* [Tasks to carry out]
- A) Translate this sentence from the passage on splitting strings in Java into Spanish: "You can declare an array of strings of that size, populate it the same way you populated that Vector, and then copy the results to an array of the size of the number of words you found."
- B) Write out the passage on splitting strings in Java, starting with "Use a Scanner" and going on through "words you found.".

* [Excerpted passage]
Use a Scanner with ctor (String)
regular expressions and match
StringTokenizer
iterating yourself char by char
recursive iteration
Without using a Vector/List (and without manually re-implementing their ability to re-size themselves for your function), you can take advantage of the simple observation that a string of length N cannot have more than (N+1)/2 words (in integer division). You can declare an array of strings of that size, populate it the same way you populated that Vector, and then copy the results to an array of the size of the number of words you found.
So:
String[] mySplit( String in ){
String[] bigArray = new String[ (in.length()+1)/2 ];
int numWords = 0;
// Populate bigArray with your while loop and keep
// track of the number of words
String[] result = new String[numWords];
// Copy results from bigArray to result
return result;
}
public class MySplit {
public static String[] mySplit(String text,String delemeter){
java.util.List<String> parts = new java.util.ArrayList<String>();
text+=delemeter;
for (int i = text.indexOf(delemeter), j=0; i != -1;) {
parts.add(text.substring(j,i));
j=i+delemeter.length();
i = text.indexOf(delemeter,j);
}
return parts.toArray(new String[0]);
}
public static void main(String[] args) {
String str="012ab567ab0123ab";
String delemeter="ab";
String result[]=mySplit(str,delemeter);
for(String s:result)

[Document layout analysis data]
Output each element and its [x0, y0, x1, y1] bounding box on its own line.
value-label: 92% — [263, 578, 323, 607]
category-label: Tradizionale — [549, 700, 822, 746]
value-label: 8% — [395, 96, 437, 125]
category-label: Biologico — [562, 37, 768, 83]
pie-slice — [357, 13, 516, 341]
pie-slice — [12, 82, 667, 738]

* [Exercise results]
- A) Puedes declarar un arreglo de cadenas de ese tamaño, llenarlo de la misma manera en que llenaste ese Vector y luego copiar los resultados a un arreglo del tamaño del número de palabras que encontraste.

- B)
Use a Scanner with ctor (String)
regular expressions and match
StringTokenizer
iterating yourself char by char
recursive iteration
Without using a Vector/List (and without manually re-implementing their ability to re-size themselves for your function), you can take advantage of the simple observation that a string of length N cannot have more than (N+1)/2 words (in integer division). You can declare an array of strings of that size, populate it the same way you populated that Vector, and then copy the results to an array of the size of the number of words you found.